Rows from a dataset
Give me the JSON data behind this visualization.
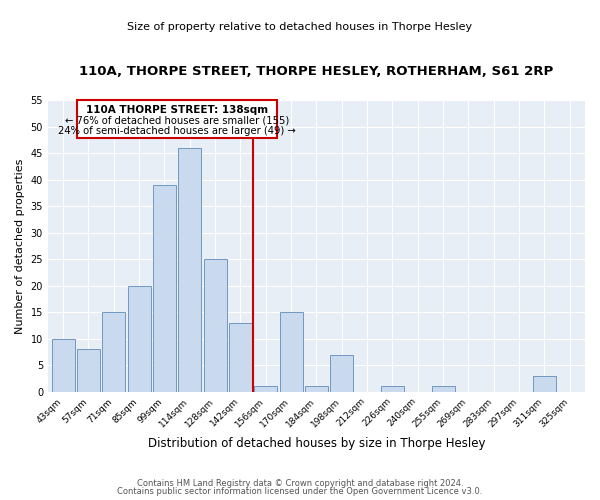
{
  "title": "110A, THORPE STREET, THORPE HESLEY, ROTHERHAM, S61 2RP",
  "subtitle": "Size of property relative to detached houses in Thorpe Hesley",
  "xlabel": "Distribution of detached houses by size in Thorpe Hesley",
  "ylabel": "Number of detached properties",
  "bin_labels": [
    "43sqm",
    "57sqm",
    "71sqm",
    "85sqm",
    "99sqm",
    "114sqm",
    "128sqm",
    "142sqm",
    "156sqm",
    "170sqm",
    "184sqm",
    "198sqm",
    "212sqm",
    "226sqm",
    "240sqm",
    "255sqm",
    "269sqm",
    "283sqm",
    "297sqm",
    "311sqm",
    "325sqm"
  ],
  "bar_values": [
    10,
    8,
    15,
    20,
    39,
    46,
    25,
    13,
    1,
    15,
    1,
    7,
    0,
    1,
    0,
    1,
    0,
    0,
    0,
    3,
    0
  ],
  "bar_color": "#c9d9ee",
  "bar_edge_color": "#7098c0",
  "property_label": "110A THORPE STREET: 138sqm",
  "annotation_line1": "← 76% of detached houses are smaller (155)",
  "annotation_line2": "24% of semi-detached houses are larger (49) →",
  "vline_color": "#cc0000",
  "vline_x_index": 7.5,
  "ylim": [
    0,
    55
  ],
  "yticks": [
    0,
    5,
    10,
    15,
    20,
    25,
    30,
    35,
    40,
    45,
    50,
    55
  ],
  "footer_line1": "Contains HM Land Registry data © Crown copyright and database right 2024.",
  "footer_line2": "Contains public sector information licensed under the Open Government Licence v3.0.",
  "bg_color": "#ffffff",
  "plot_bg_color": "#e8eef5"
}
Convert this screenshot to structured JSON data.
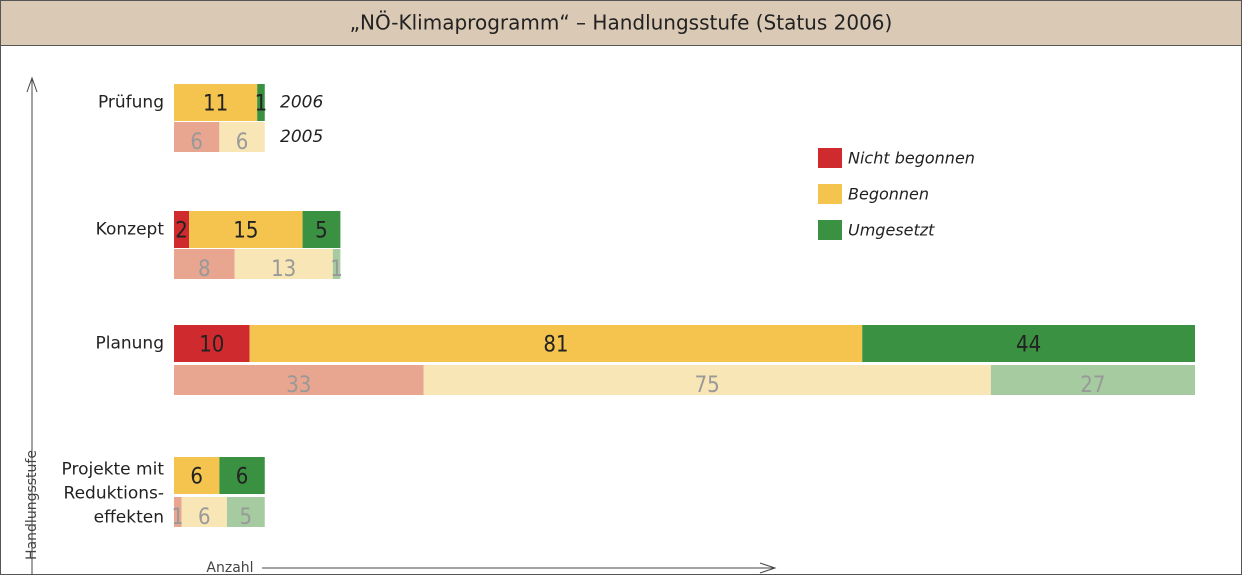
{
  "chart_data": {
    "type": "stacked-bar-horizontal",
    "title": "„NÖ-Klimaprogramm“ – Handlungsstufe (Status 2006)",
    "x_label": "Anzahl",
    "y_label": "Handlungsstufe",
    "categories": [
      [
        "Prüfung"
      ],
      [
        "Konzept"
      ],
      [
        "Planung"
      ],
      [
        "Projekte mit",
        "Reduktions-",
        "effekten"
      ]
    ],
    "years": [
      "2006",
      "2005"
    ],
    "xlim": [
      0,
      135
    ],
    "series": [
      {
        "name": "Nicht begonnen",
        "color": "#cf2a2e",
        "color_2005": "#e8a58f",
        "values_2006": [
          null,
          2,
          10,
          null
        ],
        "values_2005": [
          6,
          8,
          33,
          1
        ]
      },
      {
        "name": "Begonnen",
        "color": "#f4c44e",
        "color_2005": "#f9e6b6",
        "values_2006": [
          11,
          15,
          81,
          6
        ],
        "values_2005": [
          6,
          13,
          75,
          6
        ]
      },
      {
        "name": "Umgesetzt",
        "color": "#3a9142",
        "color_2005": "#a7cba0",
        "values_2006": [
          1,
          5,
          44,
          6
        ],
        "values_2005": [
          null,
          1,
          27,
          5
        ]
      }
    ]
  }
}
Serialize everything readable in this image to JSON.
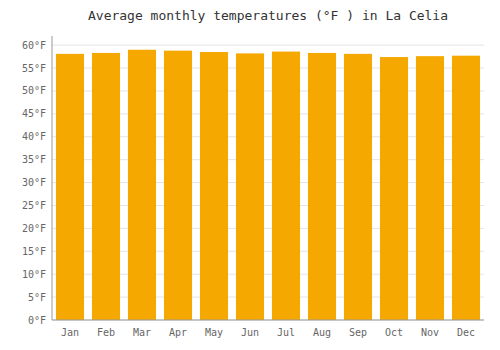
{
  "chart_data": {
    "type": "bar",
    "title": "Average monthly temperatures (°F ) in La Celia",
    "categories": [
      "Jan",
      "Feb",
      "Mar",
      "Apr",
      "May",
      "Jun",
      "Jul",
      "Aug",
      "Sep",
      "Oct",
      "Nov",
      "Dec"
    ],
    "values": [
      58.1,
      58.3,
      59.0,
      58.8,
      58.5,
      58.2,
      58.6,
      58.3,
      58.1,
      57.4,
      57.6,
      57.7
    ],
    "color": "#F5A800",
    "ylim": [
      0,
      62
    ],
    "yticks": [
      {
        "value": 0,
        "label": "0°F"
      },
      {
        "value": 5,
        "label": "5°F"
      },
      {
        "value": 10,
        "label": "10°F"
      },
      {
        "value": 15,
        "label": "15°F"
      },
      {
        "value": 20,
        "label": "20°F"
      },
      {
        "value": 25,
        "label": "25°F"
      },
      {
        "value": 30,
        "label": "30°F"
      },
      {
        "value": 35,
        "label": "35°F"
      },
      {
        "value": 40,
        "label": "40°F"
      },
      {
        "value": 45,
        "label": "45°F"
      },
      {
        "value": 50,
        "label": "50°F"
      },
      {
        "value": 55,
        "label": "55°F"
      },
      {
        "value": 60,
        "label": "60°F"
      }
    ],
    "grid": true
  }
}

_WHAT IS REQUIRED_
Give all the entries again exactly, dropping each picture.

_CORRECT ANSWER_
Give me the JSON data behind this visualization.
{
  "title": "110A, THORPE STREET, THORPE HESLEY, ROTHERHAM, S61 2RP",
  "subtitle": "Size of property relative to detached houses in Thorpe Hesley",
  "xlabel": "Distribution of detached houses by size in Thorpe Hesley",
  "ylabel": "Number of detached properties",
  "bin_labels": [
    "43sqm",
    "57sqm",
    "71sqm",
    "85sqm",
    "99sqm",
    "114sqm",
    "128sqm",
    "142sqm",
    "156sqm",
    "170sqm",
    "184sqm",
    "198sqm",
    "212sqm",
    "226sqm",
    "240sqm",
    "255sqm",
    "269sqm",
    "283sqm",
    "297sqm",
    "311sqm",
    "325sqm"
  ],
  "bar_values": [
    10,
    8,
    15,
    20,
    39,
    46,
    25,
    13,
    1,
    15,
    1,
    7,
    0,
    1,
    0,
    1,
    0,
    0,
    0,
    3,
    0
  ],
  "bar_color": "#c9d9ee",
  "bar_edge_color": "#7098c0",
  "property_label": "110A THORPE STREET: 138sqm",
  "annotation_line1": "← 76% of detached houses are smaller (155)",
  "annotation_line2": "24% of semi-detached houses are larger (49) →",
  "vline_color": "#cc0000",
  "vline_x_index": 7.5,
  "ylim": [
    0,
    55
  ],
  "yticks": [
    0,
    5,
    10,
    15,
    20,
    25,
    30,
    35,
    40,
    45,
    50,
    55
  ],
  "footer_line1": "Contains HM Land Registry data © Crown copyright and database right 2024.",
  "footer_line2": "Contains public sector information licensed under the Open Government Licence v3.0.",
  "bg_color": "#ffffff",
  "plot_bg_color": "#e8eef5"
}
Convert this screenshot to structured JSON data.
{
  "chart_data": {
    "type": "stacked-bar-horizontal",
    "title": "„NÖ-Klimaprogramm“ – Handlungsstufe (Status 2006)",
    "x_label": "Anzahl",
    "y_label": "Handlungsstufe",
    "categories": [
      [
        "Prüfung"
      ],
      [
        "Konzept"
      ],
      [
        "Planung"
      ],
      [
        "Projekte mit",
        "Reduktions-",
        "effekten"
      ]
    ],
    "years": [
      "2006",
      "2005"
    ],
    "xlim": [
      0,
      135
    ],
    "series": [
      {
        "name": "Nicht begonnen",
        "color": "#cf2a2e",
        "color_2005": "#e8a58f",
        "values_2006": [
          null,
          2,
          10,
          null
        ],
        "values_2005": [
          6,
          8,
          33,
          1
        ]
      },
      {
        "name": "Begonnen",
        "color": "#f4c44e",
        "color_2005": "#f9e6b6",
        "values_2006": [
          11,
          15,
          81,
          6
        ],
        "values_2005": [
          6,
          13,
          75,
          6
        ]
      },
      {
        "name": "Umgesetzt",
        "color": "#3a9142",
        "color_2005": "#a7cba0",
        "values_2006": [
          1,
          5,
          44,
          6
        ],
        "values_2005": [
          null,
          1,
          27,
          5
        ]
      }
    ]
  }
}
Serialize everything readable in this image to JSON.
{
  "chart_data": {
    "type": "bar",
    "title": "Average monthly temperatures (°F ) in La Celia",
    "categories": [
      "Jan",
      "Feb",
      "Mar",
      "Apr",
      "May",
      "Jun",
      "Jul",
      "Aug",
      "Sep",
      "Oct",
      "Nov",
      "Dec"
    ],
    "values": [
      58.1,
      58.3,
      59.0,
      58.8,
      58.5,
      58.2,
      58.6,
      58.3,
      58.1,
      57.4,
      57.6,
      57.7
    ],
    "color": "#F5A800",
    "ylim": [
      0,
      62
    ],
    "yticks": [
      {
        "value": 0,
        "label": "0°F"
      },
      {
        "value": 5,
        "label": "5°F"
      },
      {
        "value": 10,
        "label": "10°F"
      },
      {
        "value": 15,
        "label": "15°F"
      },
      {
        "value": 20,
        "label": "20°F"
      },
      {
        "value": 25,
        "label": "25°F"
      },
      {
        "value": 30,
        "label": "30°F"
      },
      {
        "value": 35,
        "label": "35°F"
      },
      {
        "value": 40,
        "label": "40°F"
      },
      {
        "value": 45,
        "label": "45°F"
      },
      {
        "value": 50,
        "label": "50°F"
      },
      {
        "value": 55,
        "label": "55°F"
      },
      {
        "value": 60,
        "label": "60°F"
      }
    ],
    "grid": true
  }
}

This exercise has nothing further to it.